DIRECTIONS — Copy out the records in full, word for word, without pictures.

EXCERPTED RECORDS —
--- START ---
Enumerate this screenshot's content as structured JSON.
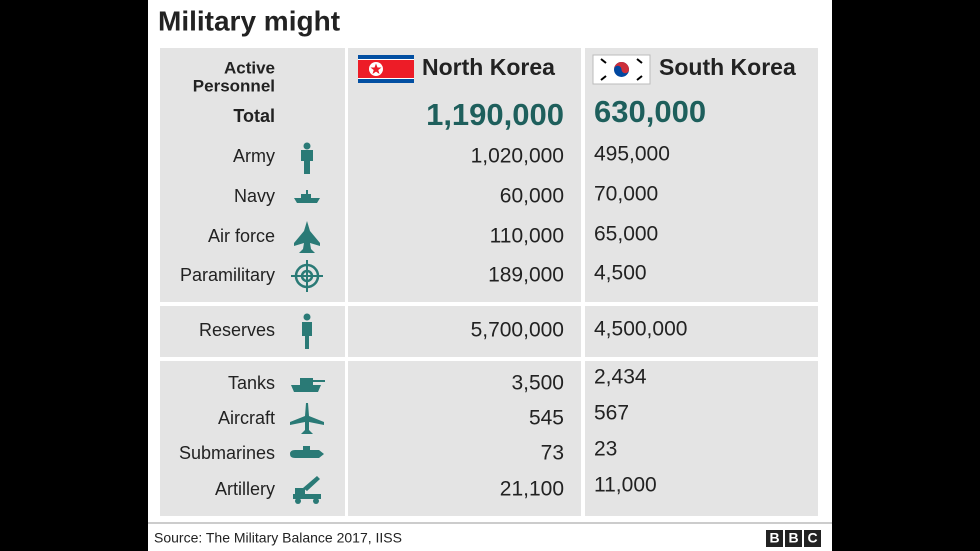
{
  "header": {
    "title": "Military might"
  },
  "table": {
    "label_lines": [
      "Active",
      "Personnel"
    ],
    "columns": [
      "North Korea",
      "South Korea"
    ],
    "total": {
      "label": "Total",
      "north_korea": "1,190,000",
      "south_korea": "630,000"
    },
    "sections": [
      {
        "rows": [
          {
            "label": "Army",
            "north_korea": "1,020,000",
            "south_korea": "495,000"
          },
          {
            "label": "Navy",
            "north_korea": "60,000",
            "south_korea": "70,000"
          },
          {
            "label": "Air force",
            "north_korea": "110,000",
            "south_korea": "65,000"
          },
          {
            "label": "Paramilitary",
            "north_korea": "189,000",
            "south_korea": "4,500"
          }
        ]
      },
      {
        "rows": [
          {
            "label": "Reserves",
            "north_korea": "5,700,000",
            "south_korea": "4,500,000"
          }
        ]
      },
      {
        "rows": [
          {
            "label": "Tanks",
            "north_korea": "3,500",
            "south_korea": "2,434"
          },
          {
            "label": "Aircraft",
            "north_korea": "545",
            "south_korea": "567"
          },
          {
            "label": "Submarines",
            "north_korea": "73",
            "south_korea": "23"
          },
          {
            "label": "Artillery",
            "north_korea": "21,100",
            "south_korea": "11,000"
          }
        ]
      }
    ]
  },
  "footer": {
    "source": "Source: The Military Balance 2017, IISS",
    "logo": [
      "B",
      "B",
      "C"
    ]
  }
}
--- END ---
RESPONSE TO THIS TASK —
Enumerate this screenshot's content as structured JSON.
{
  "header": {
    "title": "Military might"
  },
  "table": {
    "label_lines": [
      "Active",
      "Personnel"
    ],
    "columns": [
      "North Korea",
      "South Korea"
    ],
    "total": {
      "label": "Total",
      "north_korea": "1,190,000",
      "south_korea": "630,000"
    },
    "sections": [
      {
        "rows": [
          {
            "label": "Army",
            "north_korea": "1,020,000",
            "south_korea": "495,000"
          },
          {
            "label": "Navy",
            "north_korea": "60,000",
            "south_korea": "70,000"
          },
          {
            "label": "Air force",
            "north_korea": "110,000",
            "south_korea": "65,000"
          },
          {
            "label": "Paramilitary",
            "north_korea": "189,000",
            "south_korea": "4,500"
          }
        ]
      },
      {
        "rows": [
          {
            "label": "Reserves",
            "north_korea": "5,700,000",
            "south_korea": "4,500,000"
          }
        ]
      },
      {
        "rows": [
          {
            "label": "Tanks",
            "north_korea": "3,500",
            "south_korea": "2,434"
          },
          {
            "label": "Aircraft",
            "north_korea": "545",
            "south_korea": "567"
          },
          {
            "label": "Submarines",
            "north_korea": "73",
            "south_korea": "23"
          },
          {
            "label": "Artillery",
            "north_korea": "21,100",
            "south_korea": "11,000"
          }
        ]
      }
    ]
  },
  "footer": {
    "source": "Source: The Military Balance 2017, IISS",
    "logo": [
      "B",
      "B",
      "C"
    ]
  }
}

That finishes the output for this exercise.